TASK INSTRUCTIONS:
- 1) Please transcribe the part of the passage on Los Angeles and Ed Ruscha that opens with the words containing "Ed Ruscha moved" and closes with "was deliberately bland.".
- 2) Answer these questions from the passage on Los Angeles and Ed Ruscha:
(a) What fueled demand for single-family homes in the suburbs of Los Angeles after World War II?
(b) In what year did Ed Ruscha move from Nebraska to Los Angeles?
(c) What was the title of the paperback he published in 1962?

DOCUMENT:

The bright aquamarine of a swimming pool is ubiquitous in images of the Olympics. Private swimming pools have also been synonymous with a Southern California lifestyle since the years following World War II, when cheap mortgages fueled demand for single-family homes in the sprawling suburbs of Los Angeles and hotels with amenities like pools beckoned vacationers.

Ed Ruscha moved from Nebraska to Los Angeles in 1956. He has spent most of his artistic career experimenting with the visual language of commercial printmaking, photography, and graphic design that shaped the city’s image as what he calls “the ultimate cardboard cutout town.” In 1962 he published a paperback called Twentysix Gasoline Stations. This linear sequence of photo images enclosed in a book was cheap, small, and mass-produced, and the style of the photography was deliberately bland.

GIVEN ENTRIES:
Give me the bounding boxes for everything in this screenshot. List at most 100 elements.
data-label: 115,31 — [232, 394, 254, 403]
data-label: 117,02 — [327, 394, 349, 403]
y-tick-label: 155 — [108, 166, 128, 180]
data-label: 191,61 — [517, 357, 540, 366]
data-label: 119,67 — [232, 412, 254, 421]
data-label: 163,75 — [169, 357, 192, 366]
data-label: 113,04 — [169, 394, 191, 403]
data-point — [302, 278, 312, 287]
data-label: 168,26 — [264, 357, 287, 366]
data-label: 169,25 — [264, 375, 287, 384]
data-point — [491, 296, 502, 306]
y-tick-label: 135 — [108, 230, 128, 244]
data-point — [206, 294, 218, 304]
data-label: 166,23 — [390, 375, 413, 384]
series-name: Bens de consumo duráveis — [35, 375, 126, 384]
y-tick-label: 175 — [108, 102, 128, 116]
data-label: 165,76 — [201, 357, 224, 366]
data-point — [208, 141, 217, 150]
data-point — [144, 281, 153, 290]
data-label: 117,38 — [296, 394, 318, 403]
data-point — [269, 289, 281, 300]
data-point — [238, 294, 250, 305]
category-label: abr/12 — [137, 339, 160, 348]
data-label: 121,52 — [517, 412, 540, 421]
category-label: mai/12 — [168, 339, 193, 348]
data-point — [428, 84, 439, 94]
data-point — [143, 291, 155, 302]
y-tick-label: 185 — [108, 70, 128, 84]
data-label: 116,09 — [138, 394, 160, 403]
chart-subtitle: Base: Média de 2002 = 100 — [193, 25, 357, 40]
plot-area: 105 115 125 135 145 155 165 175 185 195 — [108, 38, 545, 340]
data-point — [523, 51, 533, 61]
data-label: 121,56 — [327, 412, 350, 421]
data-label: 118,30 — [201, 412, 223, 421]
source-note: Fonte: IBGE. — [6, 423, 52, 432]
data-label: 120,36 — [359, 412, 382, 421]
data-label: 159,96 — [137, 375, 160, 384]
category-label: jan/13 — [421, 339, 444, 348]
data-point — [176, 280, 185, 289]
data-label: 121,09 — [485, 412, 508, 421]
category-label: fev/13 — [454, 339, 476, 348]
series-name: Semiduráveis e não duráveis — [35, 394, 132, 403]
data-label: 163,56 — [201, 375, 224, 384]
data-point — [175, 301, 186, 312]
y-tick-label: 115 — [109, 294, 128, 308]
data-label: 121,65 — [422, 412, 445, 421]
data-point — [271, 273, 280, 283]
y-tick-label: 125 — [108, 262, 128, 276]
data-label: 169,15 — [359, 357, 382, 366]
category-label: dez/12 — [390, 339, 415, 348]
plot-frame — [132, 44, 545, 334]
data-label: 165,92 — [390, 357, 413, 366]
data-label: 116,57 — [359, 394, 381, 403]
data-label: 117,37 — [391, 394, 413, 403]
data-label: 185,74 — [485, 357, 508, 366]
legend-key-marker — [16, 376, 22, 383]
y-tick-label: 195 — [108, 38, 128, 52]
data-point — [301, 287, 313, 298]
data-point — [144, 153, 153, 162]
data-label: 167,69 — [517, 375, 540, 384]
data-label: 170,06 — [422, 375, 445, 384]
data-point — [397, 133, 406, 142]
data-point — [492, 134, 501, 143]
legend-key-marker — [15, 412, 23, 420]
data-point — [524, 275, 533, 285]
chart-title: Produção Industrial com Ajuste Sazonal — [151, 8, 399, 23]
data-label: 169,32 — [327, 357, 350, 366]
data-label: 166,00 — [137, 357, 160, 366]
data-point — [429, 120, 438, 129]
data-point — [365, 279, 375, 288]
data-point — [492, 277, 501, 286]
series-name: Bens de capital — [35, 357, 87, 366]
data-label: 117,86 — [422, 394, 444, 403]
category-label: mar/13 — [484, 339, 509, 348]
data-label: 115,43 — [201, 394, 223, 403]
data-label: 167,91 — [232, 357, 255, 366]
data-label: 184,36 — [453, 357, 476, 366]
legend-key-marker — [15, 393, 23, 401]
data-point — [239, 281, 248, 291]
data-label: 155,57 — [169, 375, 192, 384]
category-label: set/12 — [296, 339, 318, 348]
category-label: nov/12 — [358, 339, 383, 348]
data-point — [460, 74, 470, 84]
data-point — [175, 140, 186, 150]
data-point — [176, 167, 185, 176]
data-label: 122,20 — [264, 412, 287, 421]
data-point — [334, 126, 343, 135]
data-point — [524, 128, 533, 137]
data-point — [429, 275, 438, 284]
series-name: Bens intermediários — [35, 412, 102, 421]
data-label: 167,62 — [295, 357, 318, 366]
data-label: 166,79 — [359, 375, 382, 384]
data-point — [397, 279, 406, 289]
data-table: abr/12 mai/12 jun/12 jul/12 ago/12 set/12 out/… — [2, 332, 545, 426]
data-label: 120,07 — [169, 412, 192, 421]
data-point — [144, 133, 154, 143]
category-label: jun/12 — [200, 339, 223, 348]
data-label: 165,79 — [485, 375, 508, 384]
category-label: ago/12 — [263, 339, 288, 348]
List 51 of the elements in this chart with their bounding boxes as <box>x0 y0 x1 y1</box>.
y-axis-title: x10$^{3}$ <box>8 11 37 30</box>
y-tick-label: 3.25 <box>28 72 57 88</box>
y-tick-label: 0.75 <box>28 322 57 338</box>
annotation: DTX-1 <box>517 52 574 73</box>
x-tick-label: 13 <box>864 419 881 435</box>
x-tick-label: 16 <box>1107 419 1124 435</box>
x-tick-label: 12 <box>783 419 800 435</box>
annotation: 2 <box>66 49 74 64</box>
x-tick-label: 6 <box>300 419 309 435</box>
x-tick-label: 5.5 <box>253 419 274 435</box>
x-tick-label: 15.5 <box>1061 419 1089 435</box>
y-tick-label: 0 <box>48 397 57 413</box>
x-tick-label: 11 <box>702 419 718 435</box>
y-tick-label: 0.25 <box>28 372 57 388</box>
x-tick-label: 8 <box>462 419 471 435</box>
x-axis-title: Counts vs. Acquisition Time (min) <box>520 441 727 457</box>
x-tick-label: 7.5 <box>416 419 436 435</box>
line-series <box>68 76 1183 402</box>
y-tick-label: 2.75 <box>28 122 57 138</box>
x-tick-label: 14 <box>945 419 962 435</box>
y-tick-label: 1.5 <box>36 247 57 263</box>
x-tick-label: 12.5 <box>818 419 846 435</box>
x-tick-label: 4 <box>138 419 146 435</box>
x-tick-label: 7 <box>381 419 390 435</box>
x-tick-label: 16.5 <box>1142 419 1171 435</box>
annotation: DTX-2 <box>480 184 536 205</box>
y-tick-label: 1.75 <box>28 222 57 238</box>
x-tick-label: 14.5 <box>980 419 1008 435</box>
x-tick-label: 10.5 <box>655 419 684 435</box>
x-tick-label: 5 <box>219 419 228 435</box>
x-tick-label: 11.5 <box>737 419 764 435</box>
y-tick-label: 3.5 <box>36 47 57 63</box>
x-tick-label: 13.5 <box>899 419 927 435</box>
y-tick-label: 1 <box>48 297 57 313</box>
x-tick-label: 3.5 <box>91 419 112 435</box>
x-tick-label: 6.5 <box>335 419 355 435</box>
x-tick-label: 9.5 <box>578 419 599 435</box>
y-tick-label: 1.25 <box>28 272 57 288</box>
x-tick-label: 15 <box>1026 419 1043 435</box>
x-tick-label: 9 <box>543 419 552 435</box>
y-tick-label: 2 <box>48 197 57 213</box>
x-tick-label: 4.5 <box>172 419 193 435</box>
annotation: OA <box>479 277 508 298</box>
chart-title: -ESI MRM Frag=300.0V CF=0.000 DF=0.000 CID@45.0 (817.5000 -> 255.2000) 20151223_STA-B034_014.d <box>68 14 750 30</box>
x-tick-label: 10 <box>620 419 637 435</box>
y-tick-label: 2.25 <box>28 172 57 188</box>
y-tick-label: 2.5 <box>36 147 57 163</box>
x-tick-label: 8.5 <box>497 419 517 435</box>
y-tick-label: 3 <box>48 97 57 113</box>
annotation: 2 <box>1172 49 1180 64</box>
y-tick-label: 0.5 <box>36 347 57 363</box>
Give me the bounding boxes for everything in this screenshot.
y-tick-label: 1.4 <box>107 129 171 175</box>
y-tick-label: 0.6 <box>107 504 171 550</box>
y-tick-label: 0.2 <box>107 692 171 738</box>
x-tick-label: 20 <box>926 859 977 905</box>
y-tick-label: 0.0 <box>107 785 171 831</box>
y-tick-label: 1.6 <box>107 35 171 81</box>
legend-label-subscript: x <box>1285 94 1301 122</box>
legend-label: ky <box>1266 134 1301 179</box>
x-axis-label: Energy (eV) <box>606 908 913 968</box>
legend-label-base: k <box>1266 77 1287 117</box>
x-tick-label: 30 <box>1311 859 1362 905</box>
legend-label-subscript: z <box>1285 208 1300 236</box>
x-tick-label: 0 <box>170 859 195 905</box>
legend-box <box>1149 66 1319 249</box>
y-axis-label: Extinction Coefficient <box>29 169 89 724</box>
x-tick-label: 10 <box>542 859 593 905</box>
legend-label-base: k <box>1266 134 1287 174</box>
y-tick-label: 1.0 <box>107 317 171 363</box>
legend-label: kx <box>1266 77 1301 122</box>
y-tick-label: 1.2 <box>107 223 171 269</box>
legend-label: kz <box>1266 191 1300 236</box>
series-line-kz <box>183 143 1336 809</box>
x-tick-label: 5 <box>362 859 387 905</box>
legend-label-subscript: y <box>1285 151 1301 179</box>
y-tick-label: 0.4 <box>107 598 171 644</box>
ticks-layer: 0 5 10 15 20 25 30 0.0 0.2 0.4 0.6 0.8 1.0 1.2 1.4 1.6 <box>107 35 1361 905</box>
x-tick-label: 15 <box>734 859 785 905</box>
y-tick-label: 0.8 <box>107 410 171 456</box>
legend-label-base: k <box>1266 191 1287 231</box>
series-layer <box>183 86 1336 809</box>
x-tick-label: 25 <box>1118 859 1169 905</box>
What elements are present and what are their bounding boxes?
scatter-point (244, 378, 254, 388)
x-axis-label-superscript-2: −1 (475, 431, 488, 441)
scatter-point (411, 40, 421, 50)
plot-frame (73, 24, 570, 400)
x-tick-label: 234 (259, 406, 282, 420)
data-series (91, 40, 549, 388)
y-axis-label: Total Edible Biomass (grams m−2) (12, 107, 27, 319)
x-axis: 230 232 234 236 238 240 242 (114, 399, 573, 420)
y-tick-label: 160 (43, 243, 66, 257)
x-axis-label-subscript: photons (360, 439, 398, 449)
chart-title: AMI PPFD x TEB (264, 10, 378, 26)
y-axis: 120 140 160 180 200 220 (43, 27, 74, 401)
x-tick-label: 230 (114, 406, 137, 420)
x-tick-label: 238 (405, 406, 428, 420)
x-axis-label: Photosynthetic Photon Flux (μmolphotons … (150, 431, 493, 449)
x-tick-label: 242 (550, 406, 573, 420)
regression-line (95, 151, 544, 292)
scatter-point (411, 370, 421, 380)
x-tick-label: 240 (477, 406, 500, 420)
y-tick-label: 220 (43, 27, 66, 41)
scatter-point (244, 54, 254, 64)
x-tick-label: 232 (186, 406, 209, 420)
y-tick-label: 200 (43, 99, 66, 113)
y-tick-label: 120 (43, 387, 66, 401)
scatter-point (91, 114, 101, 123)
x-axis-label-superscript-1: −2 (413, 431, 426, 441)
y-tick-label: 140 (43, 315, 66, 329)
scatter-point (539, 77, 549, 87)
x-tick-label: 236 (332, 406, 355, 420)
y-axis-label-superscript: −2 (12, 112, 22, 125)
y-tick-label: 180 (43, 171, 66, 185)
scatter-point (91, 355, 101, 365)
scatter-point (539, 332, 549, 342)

ANSWERS PER TASK:
- 1)
Ed Ruscha moved from Nebraska to Los Angeles in 1956. He has spent most of his artistic career experimenting with the visual language of commercial printmaking, photography, and graphic design that shaped the city’s image as what he calls “the ultimate cardboard cutout town.” In 1962 he published a paperback called Twentysix Gasoline Stations. This linear sequence of photo images enclosed in a book was cheap, small, and mass-produced, and the style of the photography was deliberately bland.

- 2)
(a) Cheap mortgages
(b) 1956
(c) Twentysix Gasoline Stations